* _What this task involves_
Write the records out again, keeping each line exactly as it is.

Dataset entries:
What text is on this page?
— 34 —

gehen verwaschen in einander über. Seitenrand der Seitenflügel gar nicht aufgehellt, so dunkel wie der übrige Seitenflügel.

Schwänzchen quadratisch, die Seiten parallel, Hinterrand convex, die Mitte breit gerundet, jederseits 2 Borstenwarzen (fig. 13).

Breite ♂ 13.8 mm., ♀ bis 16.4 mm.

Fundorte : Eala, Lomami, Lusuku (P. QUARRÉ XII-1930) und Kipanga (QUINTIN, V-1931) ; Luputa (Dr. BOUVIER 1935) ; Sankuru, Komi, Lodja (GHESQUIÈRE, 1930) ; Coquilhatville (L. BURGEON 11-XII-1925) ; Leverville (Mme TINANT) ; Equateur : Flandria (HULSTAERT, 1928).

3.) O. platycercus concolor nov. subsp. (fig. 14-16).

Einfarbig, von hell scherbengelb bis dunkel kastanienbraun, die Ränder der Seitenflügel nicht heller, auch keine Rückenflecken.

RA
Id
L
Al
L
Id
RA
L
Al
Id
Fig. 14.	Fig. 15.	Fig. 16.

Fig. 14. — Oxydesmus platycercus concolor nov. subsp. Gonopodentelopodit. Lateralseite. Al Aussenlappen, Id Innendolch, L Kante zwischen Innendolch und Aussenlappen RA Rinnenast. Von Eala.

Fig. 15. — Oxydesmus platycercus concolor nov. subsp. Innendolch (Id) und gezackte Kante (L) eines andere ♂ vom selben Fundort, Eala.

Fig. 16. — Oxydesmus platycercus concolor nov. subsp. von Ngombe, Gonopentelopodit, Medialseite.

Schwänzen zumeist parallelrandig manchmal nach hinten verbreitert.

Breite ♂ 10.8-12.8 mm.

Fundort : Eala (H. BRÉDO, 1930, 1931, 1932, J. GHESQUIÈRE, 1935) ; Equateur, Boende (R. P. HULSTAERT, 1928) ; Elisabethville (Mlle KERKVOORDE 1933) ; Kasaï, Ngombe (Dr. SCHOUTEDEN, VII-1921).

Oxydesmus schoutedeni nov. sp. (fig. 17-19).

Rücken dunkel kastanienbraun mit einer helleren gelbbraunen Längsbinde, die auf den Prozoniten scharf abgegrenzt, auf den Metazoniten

* _Completed task_
What text is on this page?
— 34 —

gehen verwaschen in einander über. Seitenrand der Seitenflügel gar nicht aufgehellt, so dunkel wie der übrige Seitenflügel.

Schwänzchen quadratisch, die Seiten parallel, Hinterrand convex, die Mitte breit gerundet, jederseits 2 Borstenwarzen (fig. 13).

Breite ♂ 13.8 mm., ♀ bis 16.4 mm.

Fundorte : Eala, Lomami, Lusuku (P. QUARRÉ XII-1930) und Kipanga (QUINTIN, V-1931) ; Luputa (Dr. BOUVIER 1935) ; Sankuru, Komi, Lodja (GHESQUIÈRE, 1930) ; Coquilhatville (L. BURGEON 11-XII-1925) ; Leverville (Mme TINANT) ; Equateur : Flandria (HULSTAERT, 1928).

3.) O. platycercus concolor nov. subsp. (fig. 14-16).

Einfarbig, von hell scherbengelb bis dunkel kastanienbraun, die Ränder der Seitenflügel nicht heller, auch keine Rückenflecken.

RA
Id
L
Al
L
Id
RA
L
Al
Id
Fig. 14.	Fig. 15.	Fig. 16.

Fig. 14. — Oxydesmus platycercus concolor nov. subsp. Gonopodentelopodit. Lateralseite. Al Aussenlappen, Id Innendolch, L Kante zwischen Innendolch und Aussenlappen RA Rinnenast. Von Eala.

Fig. 15. — Oxydesmus platycercus concolor nov. subsp. Innendolch (Id) und gezackte Kante (L) eines andere ♂ vom selben Fundort, Eala.

Fig. 16. — Oxydesmus platycercus concolor nov. subsp. von Ngombe, Gonopentelopodit, Medialseite.

Schwänzen zumeist parallelrandig manchmal nach hinten verbreitert.

Breite ♂ 10.8-12.8 mm.

Fundort : Eala (H. BRÉDO, 1930, 1931, 1932, J. GHESQUIÈRE, 1935) ; Equateur, Boende (R. P. HULSTAERT, 1928) ; Elisabethville (Mlle KERKVOORDE 1933) ; Kasaï, Ngombe (Dr. SCHOUTEDEN, VII-1921).

Oxydesmus schoutedeni nov. sp. (fig. 17-19).

Rücken dunkel kastanienbraun mit einer helleren gelbbraunen Längsbinde, die auf den Prozoniten scharf abgegrenzt, auf den Metazoniten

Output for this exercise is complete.